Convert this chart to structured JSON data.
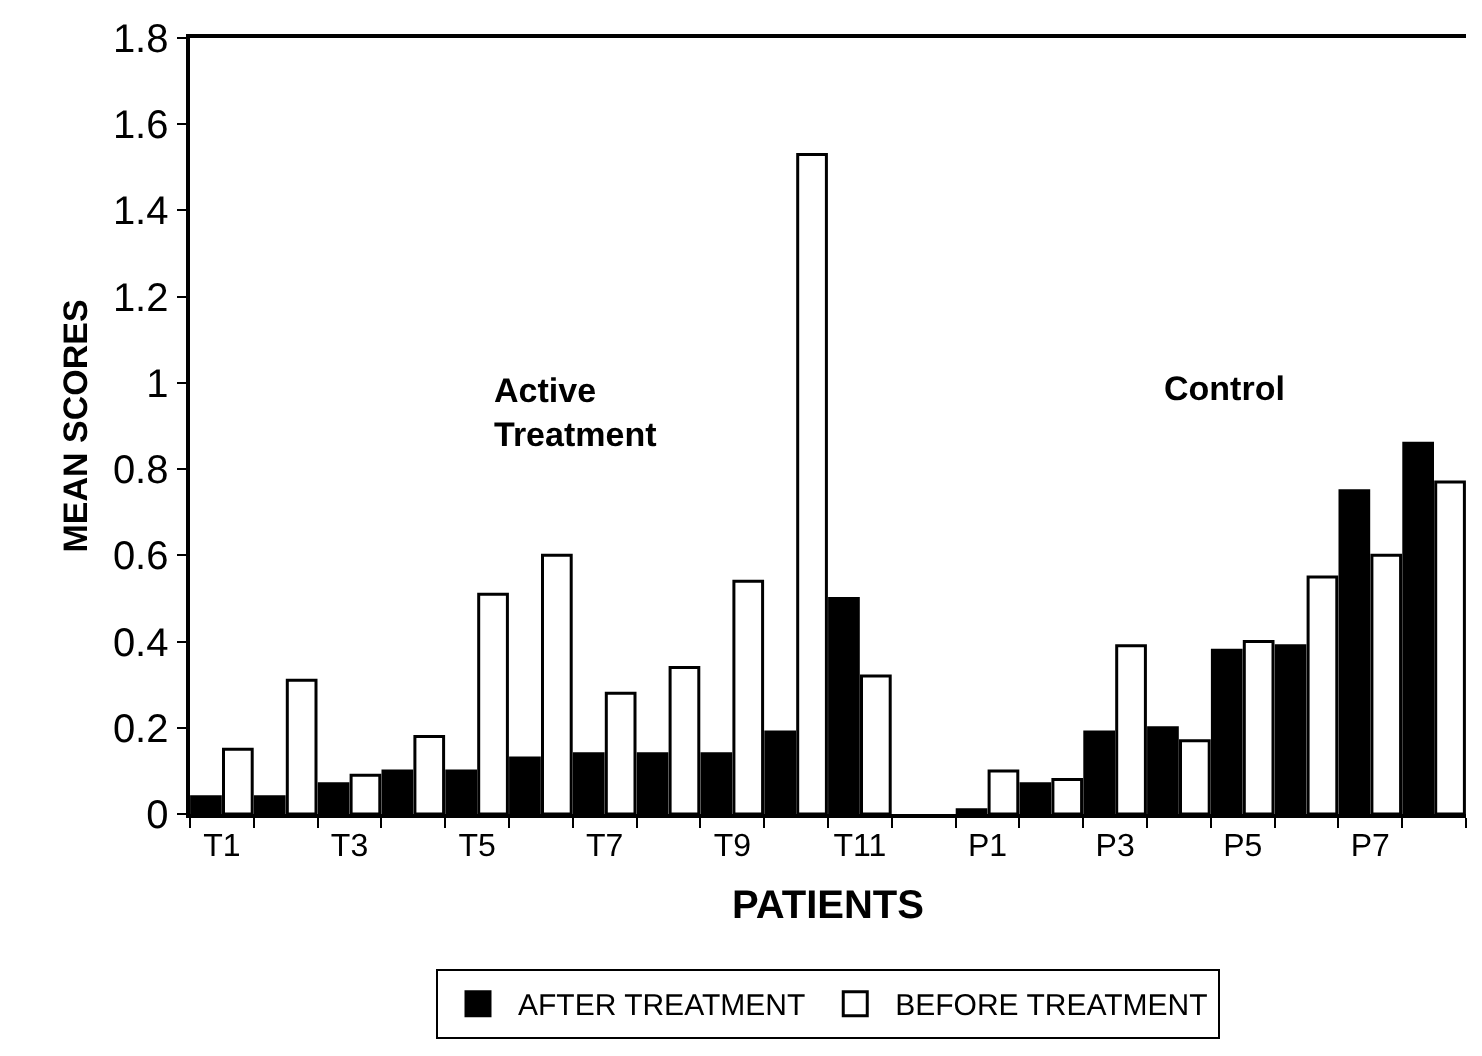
{
  "chart_data": {
    "type": "bar",
    "xlabel": "PATIENTS",
    "ylabel": "MEAN SCORES",
    "categories": [
      "T1",
      null,
      "T3",
      null,
      "T5",
      null,
      "T7",
      null,
      "T9",
      null,
      "T11",
      null,
      "P1",
      null,
      "P3",
      null,
      "P5",
      null,
      "P7",
      null
    ],
    "series": [
      {
        "name": "AFTER TREATMENT",
        "color": "#000000",
        "values": [
          0.04,
          0.04,
          0.07,
          0.1,
          0.1,
          0.13,
          0.14,
          0.14,
          0.14,
          0.19,
          0.5,
          null,
          0.01,
          0.07,
          0.19,
          0.2,
          0.38,
          0.39,
          0.75,
          0.86
        ]
      },
      {
        "name": "BEFORE TREATMENT",
        "color": "#ffffff",
        "values": [
          0.15,
          0.31,
          0.09,
          0.18,
          0.51,
          0.6,
          0.28,
          0.34,
          0.54,
          1.53,
          0.32,
          null,
          0.1,
          0.08,
          0.39,
          0.17,
          0.4,
          0.55,
          0.6,
          0.77
        ]
      }
    ],
    "annotations": [
      "Active\nTreatment",
      "Control"
    ],
    "ylim": [
      0,
      1.8
    ],
    "yticks": [
      0,
      0.2,
      0.4,
      0.6,
      0.8,
      1,
      1.2,
      1.4,
      1.6,
      1.8
    ],
    "legend": "bottom"
  }
}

→ Task brief
Should a record include a picture, drop the picture and write out the remainder exactly.

→ Reply to the exercise
Convert this chart to structured JSON data.
{
  "chart_data": {
    "type": "bar",
    "xlabel": "PATIENTS",
    "ylabel": "MEAN SCORES",
    "categories": [
      "T1",
      null,
      "T3",
      null,
      "T5",
      null,
      "T7",
      null,
      "T9",
      null,
      "T11",
      null,
      "P1",
      null,
      "P3",
      null,
      "P5",
      null,
      "P7",
      null
    ],
    "series": [
      {
        "name": "AFTER TREATMENT",
        "color": "#000000",
        "values": [
          0.04,
          0.04,
          0.07,
          0.1,
          0.1,
          0.13,
          0.14,
          0.14,
          0.14,
          0.19,
          0.5,
          null,
          0.01,
          0.07,
          0.19,
          0.2,
          0.38,
          0.39,
          0.75,
          0.86
        ]
      },
      {
        "name": "BEFORE TREATMENT",
        "color": "#ffffff",
        "values": [
          0.15,
          0.31,
          0.09,
          0.18,
          0.51,
          0.6,
          0.28,
          0.34,
          0.54,
          1.53,
          0.32,
          null,
          0.1,
          0.08,
          0.39,
          0.17,
          0.4,
          0.55,
          0.6,
          0.77
        ]
      }
    ],
    "annotations": [
      "Active\nTreatment",
      "Control"
    ],
    "ylim": [
      0,
      1.8
    ],
    "yticks": [
      0,
      0.2,
      0.4,
      0.6,
      0.8,
      1,
      1.2,
      1.4,
      1.6,
      1.8
    ],
    "legend": "bottom"
  }
}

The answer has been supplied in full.